== Extracted entries ==

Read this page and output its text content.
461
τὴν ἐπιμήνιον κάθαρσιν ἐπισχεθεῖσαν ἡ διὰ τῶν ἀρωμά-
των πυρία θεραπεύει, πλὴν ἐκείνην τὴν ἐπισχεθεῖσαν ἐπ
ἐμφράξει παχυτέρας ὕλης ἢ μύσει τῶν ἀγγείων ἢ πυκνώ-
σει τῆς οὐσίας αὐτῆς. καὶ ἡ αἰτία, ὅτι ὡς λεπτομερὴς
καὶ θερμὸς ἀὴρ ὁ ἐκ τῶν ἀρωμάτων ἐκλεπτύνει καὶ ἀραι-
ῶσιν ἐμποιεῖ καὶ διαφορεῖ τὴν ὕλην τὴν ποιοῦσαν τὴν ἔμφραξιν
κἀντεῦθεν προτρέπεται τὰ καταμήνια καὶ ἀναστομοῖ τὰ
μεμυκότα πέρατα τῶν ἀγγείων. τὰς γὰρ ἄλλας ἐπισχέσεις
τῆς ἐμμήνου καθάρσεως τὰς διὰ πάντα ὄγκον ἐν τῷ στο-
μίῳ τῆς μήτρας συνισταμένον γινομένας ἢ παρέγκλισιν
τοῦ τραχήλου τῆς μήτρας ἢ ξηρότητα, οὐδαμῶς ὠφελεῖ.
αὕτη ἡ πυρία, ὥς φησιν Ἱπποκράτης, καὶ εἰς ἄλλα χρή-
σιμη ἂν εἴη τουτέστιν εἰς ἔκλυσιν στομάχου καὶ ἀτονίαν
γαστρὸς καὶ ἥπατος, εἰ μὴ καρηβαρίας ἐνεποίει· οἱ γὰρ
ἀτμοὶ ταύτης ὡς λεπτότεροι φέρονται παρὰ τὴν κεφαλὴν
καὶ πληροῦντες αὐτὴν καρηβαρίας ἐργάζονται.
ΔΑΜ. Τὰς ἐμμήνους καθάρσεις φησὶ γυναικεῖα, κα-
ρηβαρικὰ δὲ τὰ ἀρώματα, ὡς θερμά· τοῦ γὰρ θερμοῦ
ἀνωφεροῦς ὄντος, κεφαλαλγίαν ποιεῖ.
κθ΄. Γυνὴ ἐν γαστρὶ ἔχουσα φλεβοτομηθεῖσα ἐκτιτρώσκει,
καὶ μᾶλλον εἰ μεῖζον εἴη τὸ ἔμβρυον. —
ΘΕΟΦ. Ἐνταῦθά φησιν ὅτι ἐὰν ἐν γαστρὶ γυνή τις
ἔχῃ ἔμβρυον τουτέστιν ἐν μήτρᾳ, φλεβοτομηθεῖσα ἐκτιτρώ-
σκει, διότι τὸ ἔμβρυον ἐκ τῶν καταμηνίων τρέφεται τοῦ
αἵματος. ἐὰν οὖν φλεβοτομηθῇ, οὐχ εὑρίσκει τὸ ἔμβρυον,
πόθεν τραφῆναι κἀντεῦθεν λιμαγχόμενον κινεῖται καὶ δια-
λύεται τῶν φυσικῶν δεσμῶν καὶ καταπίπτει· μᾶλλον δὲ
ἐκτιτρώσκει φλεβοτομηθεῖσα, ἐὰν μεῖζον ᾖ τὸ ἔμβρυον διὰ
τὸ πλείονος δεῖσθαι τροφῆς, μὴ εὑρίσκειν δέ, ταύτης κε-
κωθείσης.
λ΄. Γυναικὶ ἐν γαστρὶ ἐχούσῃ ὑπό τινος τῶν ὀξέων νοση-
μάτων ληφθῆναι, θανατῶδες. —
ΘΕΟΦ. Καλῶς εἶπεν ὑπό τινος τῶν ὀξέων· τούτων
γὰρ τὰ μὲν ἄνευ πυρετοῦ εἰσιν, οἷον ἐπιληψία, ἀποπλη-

===

What the task asks
Print the entries exactly. Include every one.

The solution
Read this page and output its text content.
461
τὴν ἐπιμήνιον κάθαρσιν ἐπισχεθεῖσαν ἡ διὰ τῶν ἀρωμά-
των πυρία θεραπεύει, πλὴν ἐκείνην τὴν ἐπισχεθεῖσαν ἐπ
ἐμφράξει παχυτέρας ὕλης ἢ μύσει τῶν ἀγγείων ἢ πυκνώ-
σει τῆς οὐσίας αὐτῆς. καὶ ἡ αἰτία, ὅτι ὡς λεπτομερὴς
καὶ θερμὸς ἀὴρ ὁ ἐκ τῶν ἀρωμάτων ἐκλεπτύνει καὶ ἀραι-
ῶσιν ἐμποιεῖ καὶ διαφορεῖ τὴν ὕλην τὴν ποιοῦσαν τὴν ἔμφραξιν
κἀντεῦθεν προτρέπεται τὰ καταμήνια καὶ ἀναστομοῖ τὰ
μεμυκότα πέρατα τῶν ἀγγείων. τὰς γὰρ ἄλλας ἐπισχέσεις
τῆς ἐμμήνου καθάρσεως τὰς διὰ πάντα ὄγκον ἐν τῷ στο-
μίῳ τῆς μήτρας συνισταμένον γινομένας ἢ παρέγκλισιν
τοῦ τραχήλου τῆς μήτρας ἢ ξηρότητα, οὐδαμῶς ὠφελεῖ.
αὕτη ἡ πυρία, ὥς φησιν Ἱπποκράτης, καὶ εἰς ἄλλα χρή-
σιμη ἂν εἴη τουτέστιν εἰς ἔκλυσιν στομάχου καὶ ἀτονίαν
γαστρὸς καὶ ἥπατος, εἰ μὴ καρηβαρίας ἐνεποίει· οἱ γὰρ
ἀτμοὶ ταύτης ὡς λεπτότεροι φέρονται παρὰ τὴν κεφαλὴν
καὶ πληροῦντες αὐτὴν καρηβαρίας ἐργάζονται.
ΔΑΜ. Τὰς ἐμμήνους καθάρσεις φησὶ γυναικεῖα, κα-
ρηβαρικὰ δὲ τὰ ἀρώματα, ὡς θερμά· τοῦ γὰρ θερμοῦ
ἀνωφεροῦς ὄντος, κεφαλαλγίαν ποιεῖ.
κθ΄. Γυνὴ ἐν γαστρὶ ἔχουσα φλεβοτομηθεῖσα ἐκτιτρώσκει,
καὶ μᾶλλον εἰ μεῖζον εἴη τὸ ἔμβρυον. —
ΘΕΟΦ. Ἐνταῦθά φησιν ὅτι ἐὰν ἐν γαστρὶ γυνή τις
ἔχῃ ἔμβρυον τουτέστιν ἐν μήτρᾳ, φλεβοτομηθεῖσα ἐκτιτρώ-
σκει, διότι τὸ ἔμβρυον ἐκ τῶν καταμηνίων τρέφεται τοῦ
αἵματος. ἐὰν οὖν φλεβοτομηθῇ, οὐχ εὑρίσκει τὸ ἔμβρυον,
πόθεν τραφῆναι κἀντεῦθεν λιμαγχόμενον κινεῖται καὶ δια-
λύεται τῶν φυσικῶν δεσμῶν καὶ καταπίπτει· μᾶλλον δὲ
ἐκτιτρώσκει φλεβοτομηθεῖσα, ἐὰν μεῖζον ᾖ τὸ ἔμβρυον διὰ
τὸ πλείονος δεῖσθαι τροφῆς, μὴ εὑρίσκειν δέ, ταύτης κε-
κωθείσης.
λ΄. Γυναικὶ ἐν γαστρὶ ἐχούσῃ ὑπό τινος τῶν ὀξέων νοση-
μάτων ληφθῆναι, θανατῶδες. —
ΘΕΟΦ. Καλῶς εἶπεν ὑπό τινος τῶν ὀξέων· τούτων
γὰρ τὰ μὲν ἄνευ πυρετοῦ εἰσιν, οἷον ἐπιληψία, ἀποπλη-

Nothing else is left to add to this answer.